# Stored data
(begin)

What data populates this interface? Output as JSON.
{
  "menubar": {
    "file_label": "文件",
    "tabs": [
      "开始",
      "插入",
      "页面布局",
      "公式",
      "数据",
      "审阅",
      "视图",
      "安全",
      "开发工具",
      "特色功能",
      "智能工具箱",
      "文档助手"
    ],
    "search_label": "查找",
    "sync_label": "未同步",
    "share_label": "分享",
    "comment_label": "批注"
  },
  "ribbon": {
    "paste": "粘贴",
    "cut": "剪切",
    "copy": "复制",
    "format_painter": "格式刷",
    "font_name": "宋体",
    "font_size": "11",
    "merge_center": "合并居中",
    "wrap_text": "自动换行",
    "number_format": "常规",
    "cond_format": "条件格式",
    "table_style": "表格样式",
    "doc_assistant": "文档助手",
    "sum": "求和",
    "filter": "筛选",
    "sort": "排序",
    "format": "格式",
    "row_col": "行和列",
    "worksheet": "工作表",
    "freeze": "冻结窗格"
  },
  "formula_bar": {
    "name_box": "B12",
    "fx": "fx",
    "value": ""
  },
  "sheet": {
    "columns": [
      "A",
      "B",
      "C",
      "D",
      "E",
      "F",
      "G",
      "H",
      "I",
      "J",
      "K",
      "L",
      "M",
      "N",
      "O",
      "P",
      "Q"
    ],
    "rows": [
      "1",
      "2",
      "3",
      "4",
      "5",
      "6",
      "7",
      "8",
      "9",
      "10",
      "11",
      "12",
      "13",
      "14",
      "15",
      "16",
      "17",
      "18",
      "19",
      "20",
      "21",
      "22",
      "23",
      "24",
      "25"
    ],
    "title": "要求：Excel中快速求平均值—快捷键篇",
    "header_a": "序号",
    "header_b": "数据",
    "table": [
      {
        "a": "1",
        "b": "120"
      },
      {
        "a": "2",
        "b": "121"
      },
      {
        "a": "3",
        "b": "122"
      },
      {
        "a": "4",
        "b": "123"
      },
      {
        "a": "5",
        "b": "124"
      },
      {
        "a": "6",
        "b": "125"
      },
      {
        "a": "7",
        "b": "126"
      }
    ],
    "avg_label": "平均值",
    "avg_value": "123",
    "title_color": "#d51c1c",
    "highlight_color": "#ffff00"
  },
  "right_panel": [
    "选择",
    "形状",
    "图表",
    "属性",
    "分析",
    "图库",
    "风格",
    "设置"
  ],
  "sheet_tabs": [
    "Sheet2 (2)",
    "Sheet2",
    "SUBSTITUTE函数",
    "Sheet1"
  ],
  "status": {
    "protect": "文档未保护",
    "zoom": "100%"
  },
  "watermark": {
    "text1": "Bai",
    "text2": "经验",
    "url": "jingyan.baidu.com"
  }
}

(end)

# WHAT THE EXERCISE ASKS
Write every record out again, unaltered.

# SOLUTION
What data populates this interface? Output as JSON.
{
  "menubar": {
    "file_label": "文件",
    "tabs": [
      "开始",
      "插入",
      "页面布局",
      "公式",
      "数据",
      "审阅",
      "视图",
      "安全",
      "开发工具",
      "特色功能",
      "智能工具箱",
      "文档助手"
    ],
    "search_label": "查找",
    "sync_label": "未同步",
    "share_label": "分享",
    "comment_label": "批注"
  },
  "ribbon": {
    "paste": "粘贴",
    "cut": "剪切",
    "copy": "复制",
    "format_painter": "格式刷",
    "font_name": "宋体",
    "font_size": "11",
    "merge_center": "合并居中",
    "wrap_text": "自动换行",
    "number_format": "常规",
    "cond_format": "条件格式",
    "table_style": "表格样式",
    "doc_assistant": "文档助手",
    "sum": "求和",
    "filter": "筛选",
    "sort": "排序",
    "format": "格式",
    "row_col": "行和列",
    "worksheet": "工作表",
    "freeze": "冻结窗格"
  },
  "formula_bar": {
    "name_box": "B12",
    "fx": "fx",
    "value": ""
  },
  "sheet": {
    "columns": [
      "A",
      "B",
      "C",
      "D",
      "E",
      "F",
      "G",
      "H",
      "I",
      "J",
      "K",
      "L",
      "M",
      "N",
      "O",
      "P",
      "Q"
    ],
    "rows": [
      "1",
      "2",
      "3",
      "4",
      "5",
      "6",
      "7",
      "8",
      "9",
      "10",
      "11",
      "12",
      "13",
      "14",
      "15",
      "16",
      "17",
      "18",
      "19",
      "20",
      "21",
      "22",
      "23",
      "24",
      "25"
    ],
    "title": "要求：Excel中快速求平均值—快捷键篇",
    "header_a": "序号",
    "header_b": "数据",
    "table": [
      {
        "a": "1",
        "b": "120"
      },
      {
        "a": "2",
        "b": "121"
      },
      {
        "a": "3",
        "b": "122"
      },
      {
        "a": "4",
        "b": "123"
      },
      {
        "a": "5",
        "b": "124"
      },
      {
        "a": "6",
        "b": "125"
      },
      {
        "a": "7",
        "b": "126"
      }
    ],
    "avg_label": "平均值",
    "avg_value": "123",
    "title_color": "#d51c1c",
    "highlight_color": "#ffff00"
  },
  "right_panel": [
    "选择",
    "形状",
    "图表",
    "属性",
    "分析",
    "图库",
    "风格",
    "设置"
  ],
  "sheet_tabs": [
    "Sheet2 (2)",
    "Sheet2",
    "SUBSTITUTE函数",
    "Sheet1"
  ],
  "status": {
    "protect": "文档未保护",
    "zoom": "100%"
  },
  "watermark": {
    "text1": "Bai",
    "text2": "经验",
    "url": "jingyan.baidu.com"
  }
}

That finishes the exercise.